**Required work**: Any pictures in the records below should be skipped; write out everything else exactly.
══ Record extracts ══
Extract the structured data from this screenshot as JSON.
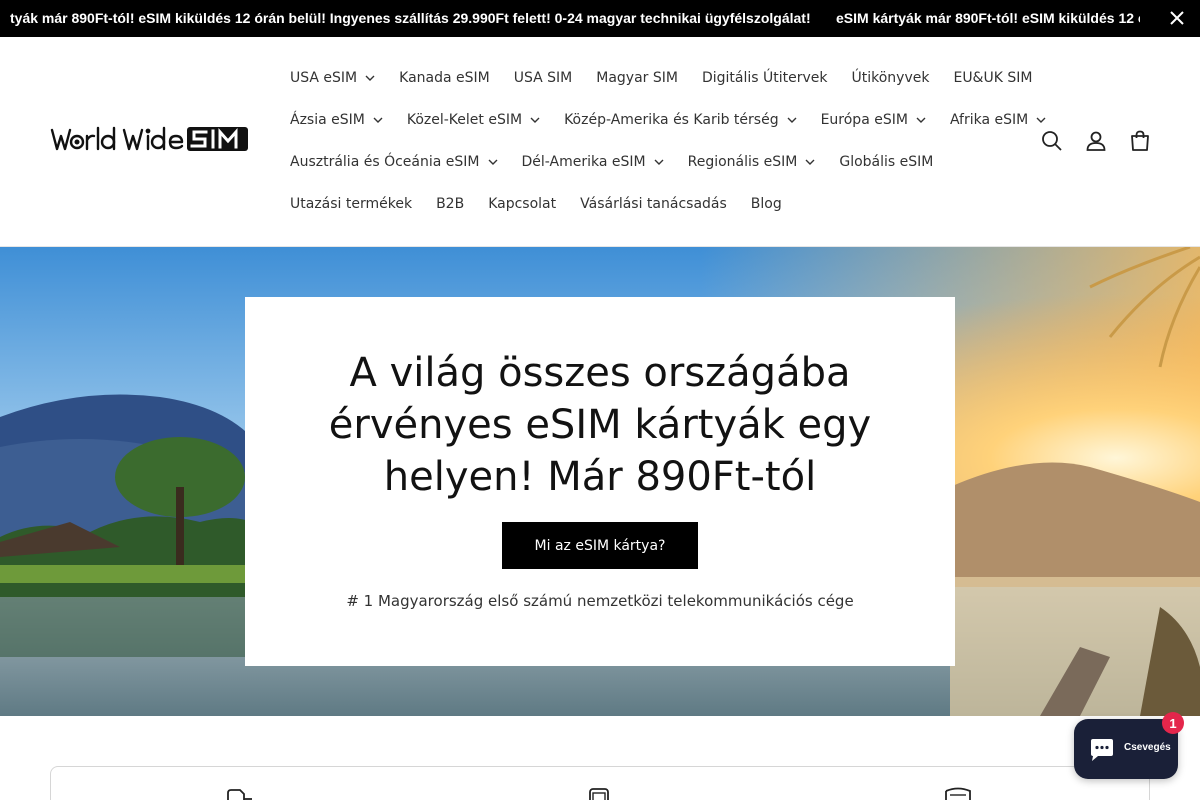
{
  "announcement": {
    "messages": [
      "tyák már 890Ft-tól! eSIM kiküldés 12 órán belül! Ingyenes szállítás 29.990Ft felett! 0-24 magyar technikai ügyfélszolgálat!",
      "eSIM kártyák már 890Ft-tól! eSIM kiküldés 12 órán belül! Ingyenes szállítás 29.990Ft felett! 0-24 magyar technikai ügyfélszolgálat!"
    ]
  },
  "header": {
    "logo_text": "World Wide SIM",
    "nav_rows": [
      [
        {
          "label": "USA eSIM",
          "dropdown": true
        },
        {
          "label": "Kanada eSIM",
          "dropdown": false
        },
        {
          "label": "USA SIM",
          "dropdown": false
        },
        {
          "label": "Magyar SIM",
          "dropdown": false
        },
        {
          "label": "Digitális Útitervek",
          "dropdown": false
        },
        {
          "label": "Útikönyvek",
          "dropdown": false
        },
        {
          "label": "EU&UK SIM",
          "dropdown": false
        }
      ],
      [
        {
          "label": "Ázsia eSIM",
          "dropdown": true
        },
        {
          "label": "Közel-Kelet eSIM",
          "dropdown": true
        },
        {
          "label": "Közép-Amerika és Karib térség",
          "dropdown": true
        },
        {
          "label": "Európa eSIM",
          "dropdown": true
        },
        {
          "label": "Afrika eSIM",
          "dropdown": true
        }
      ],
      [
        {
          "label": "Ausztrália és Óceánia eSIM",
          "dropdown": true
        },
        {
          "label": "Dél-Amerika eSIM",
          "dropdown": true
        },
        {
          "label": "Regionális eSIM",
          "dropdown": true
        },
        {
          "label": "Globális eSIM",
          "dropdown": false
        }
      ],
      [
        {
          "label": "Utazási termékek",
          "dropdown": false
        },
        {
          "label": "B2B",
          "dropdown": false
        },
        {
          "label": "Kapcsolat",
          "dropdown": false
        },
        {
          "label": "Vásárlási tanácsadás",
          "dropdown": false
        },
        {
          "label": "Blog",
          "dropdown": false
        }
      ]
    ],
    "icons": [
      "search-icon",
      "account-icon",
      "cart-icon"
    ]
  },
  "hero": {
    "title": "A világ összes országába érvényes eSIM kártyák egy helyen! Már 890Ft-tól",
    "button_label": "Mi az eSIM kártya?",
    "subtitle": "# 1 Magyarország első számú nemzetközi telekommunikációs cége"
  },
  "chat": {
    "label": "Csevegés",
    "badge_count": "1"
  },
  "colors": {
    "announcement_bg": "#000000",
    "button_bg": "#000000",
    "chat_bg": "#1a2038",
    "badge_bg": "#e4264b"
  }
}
═══
**Complete answer**:
Extract the structured data from this screenshot as JSON.
{
  "announcement": {
    "messages": [
      "tyák már 890Ft-tól! eSIM kiküldés 12 órán belül! Ingyenes szállítás 29.990Ft felett! 0-24 magyar technikai ügyfélszolgálat!",
      "eSIM kártyák már 890Ft-tól! eSIM kiküldés 12 órán belül! Ingyenes szállítás 29.990Ft felett! 0-24 magyar technikai ügyfélszolgálat!"
    ]
  },
  "header": {
    "logo_text": "World Wide SIM",
    "nav_rows": [
      [
        {
          "label": "USA eSIM",
          "dropdown": true
        },
        {
          "label": "Kanada eSIM",
          "dropdown": false
        },
        {
          "label": "USA SIM",
          "dropdown": false
        },
        {
          "label": "Magyar SIM",
          "dropdown": false
        },
        {
          "label": "Digitális Útitervek",
          "dropdown": false
        },
        {
          "label": "Útikönyvek",
          "dropdown": false
        },
        {
          "label": "EU&UK SIM",
          "dropdown": false
        }
      ],
      [
        {
          "label": "Ázsia eSIM",
          "dropdown": true
        },
        {
          "label": "Közel-Kelet eSIM",
          "dropdown": true
        },
        {
          "label": "Közép-Amerika és Karib térség",
          "dropdown": true
        },
        {
          "label": "Európa eSIM",
          "dropdown": true
        },
        {
          "label": "Afrika eSIM",
          "dropdown": true
        }
      ],
      [
        {
          "label": "Ausztrália és Óceánia eSIM",
          "dropdown": true
        },
        {
          "label": "Dél-Amerika eSIM",
          "dropdown": true
        },
        {
          "label": "Regionális eSIM",
          "dropdown": true
        },
        {
          "label": "Globális eSIM",
          "dropdown": false
        }
      ],
      [
        {
          "label": "Utazási termékek",
          "dropdown": false
        },
        {
          "label": "B2B",
          "dropdown": false
        },
        {
          "label": "Kapcsolat",
          "dropdown": false
        },
        {
          "label": "Vásárlási tanácsadás",
          "dropdown": false
        },
        {
          "label": "Blog",
          "dropdown": false
        }
      ]
    ],
    "icons": [
      "search-icon",
      "account-icon",
      "cart-icon"
    ]
  },
  "hero": {
    "title": "A világ összes országába érvényes eSIM kártyák egy helyen! Már 890Ft-tól",
    "button_label": "Mi az eSIM kártya?",
    "subtitle": "# 1 Magyarország első számú nemzetközi telekommunikációs cége"
  },
  "chat": {
    "label": "Csevegés",
    "badge_count": "1"
  },
  "colors": {
    "announcement_bg": "#000000",
    "button_bg": "#000000",
    "chat_bg": "#1a2038",
    "badge_bg": "#e4264b"
  }
}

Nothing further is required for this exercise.